## What the task requires
Update everything from the first line down to the line containing "oem-unlock-toggle[interactable] xyxy=(380,627,420,649)" by changing "interactable" to "clickable" and leaving all else unchanged. Return only those lines.
# start of Material for this task
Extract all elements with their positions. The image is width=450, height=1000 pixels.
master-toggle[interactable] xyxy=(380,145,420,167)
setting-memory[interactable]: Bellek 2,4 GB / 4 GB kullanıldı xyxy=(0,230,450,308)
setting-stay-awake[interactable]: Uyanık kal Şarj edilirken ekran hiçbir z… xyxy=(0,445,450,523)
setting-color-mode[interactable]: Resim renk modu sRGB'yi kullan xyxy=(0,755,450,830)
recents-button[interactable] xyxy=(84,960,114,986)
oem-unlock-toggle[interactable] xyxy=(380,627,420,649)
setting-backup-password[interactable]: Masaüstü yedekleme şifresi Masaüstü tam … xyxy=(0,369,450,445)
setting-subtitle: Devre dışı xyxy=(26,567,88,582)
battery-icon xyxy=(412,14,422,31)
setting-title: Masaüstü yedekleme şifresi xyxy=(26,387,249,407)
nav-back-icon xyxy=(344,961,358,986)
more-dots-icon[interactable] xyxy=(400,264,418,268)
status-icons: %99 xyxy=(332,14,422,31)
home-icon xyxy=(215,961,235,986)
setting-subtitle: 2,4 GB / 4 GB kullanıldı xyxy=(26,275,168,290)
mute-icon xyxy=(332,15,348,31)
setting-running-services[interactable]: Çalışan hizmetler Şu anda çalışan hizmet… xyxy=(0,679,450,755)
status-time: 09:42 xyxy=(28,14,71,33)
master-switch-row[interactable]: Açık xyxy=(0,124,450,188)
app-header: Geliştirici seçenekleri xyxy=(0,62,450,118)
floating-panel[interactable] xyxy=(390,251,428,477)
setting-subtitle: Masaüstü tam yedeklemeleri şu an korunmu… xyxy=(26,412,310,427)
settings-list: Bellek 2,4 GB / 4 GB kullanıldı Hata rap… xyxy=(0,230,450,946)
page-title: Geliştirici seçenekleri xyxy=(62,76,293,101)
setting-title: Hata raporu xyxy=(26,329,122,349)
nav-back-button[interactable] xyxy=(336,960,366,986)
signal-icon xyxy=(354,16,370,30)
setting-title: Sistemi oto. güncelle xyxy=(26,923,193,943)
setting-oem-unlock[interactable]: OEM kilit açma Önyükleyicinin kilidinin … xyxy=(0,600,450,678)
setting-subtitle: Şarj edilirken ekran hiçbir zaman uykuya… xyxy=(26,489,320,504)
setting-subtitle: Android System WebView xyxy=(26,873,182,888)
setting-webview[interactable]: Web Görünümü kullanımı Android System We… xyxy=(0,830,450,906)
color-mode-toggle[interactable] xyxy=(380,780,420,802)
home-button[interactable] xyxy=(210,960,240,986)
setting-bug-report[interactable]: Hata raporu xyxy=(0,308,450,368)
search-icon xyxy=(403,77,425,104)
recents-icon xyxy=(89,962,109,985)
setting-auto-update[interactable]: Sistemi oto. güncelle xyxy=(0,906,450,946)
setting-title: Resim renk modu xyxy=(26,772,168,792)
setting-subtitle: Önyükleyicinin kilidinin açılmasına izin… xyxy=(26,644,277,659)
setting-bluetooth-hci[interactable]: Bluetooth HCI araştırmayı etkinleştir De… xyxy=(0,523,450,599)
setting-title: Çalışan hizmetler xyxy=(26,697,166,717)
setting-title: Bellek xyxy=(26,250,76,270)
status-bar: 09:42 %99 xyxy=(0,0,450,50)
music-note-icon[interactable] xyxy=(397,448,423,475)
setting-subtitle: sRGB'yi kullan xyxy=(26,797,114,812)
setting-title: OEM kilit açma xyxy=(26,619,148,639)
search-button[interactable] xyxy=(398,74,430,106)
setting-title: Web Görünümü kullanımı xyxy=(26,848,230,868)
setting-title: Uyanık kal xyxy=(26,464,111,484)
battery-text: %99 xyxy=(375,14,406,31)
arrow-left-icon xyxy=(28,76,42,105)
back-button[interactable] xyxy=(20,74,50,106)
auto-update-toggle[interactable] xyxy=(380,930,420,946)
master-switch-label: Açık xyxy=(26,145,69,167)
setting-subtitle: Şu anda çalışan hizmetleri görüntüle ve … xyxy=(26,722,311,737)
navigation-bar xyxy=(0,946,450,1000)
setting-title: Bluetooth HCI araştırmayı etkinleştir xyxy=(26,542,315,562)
# end of Material for this task
## Full solution
Extract all elements with their positions. The image is width=450, height=1000 pixels.
master-toggle[clickable] xyxy=(380,145,420,167)
setting-memory[clickable]: Bellek 2,4 GB / 4 GB kullanıldı xyxy=(0,230,450,308)
setting-stay-awake[clickable]: Uyanık kal Şarj edilirken ekran hiçbir z… xyxy=(0,445,450,523)
setting-color-mode[clickable]: Resim renk modu sRGB'yi kullan xyxy=(0,755,450,830)
recents-button[clickable] xyxy=(84,960,114,986)
oem-unlock-toggle[clickable] xyxy=(380,627,420,649)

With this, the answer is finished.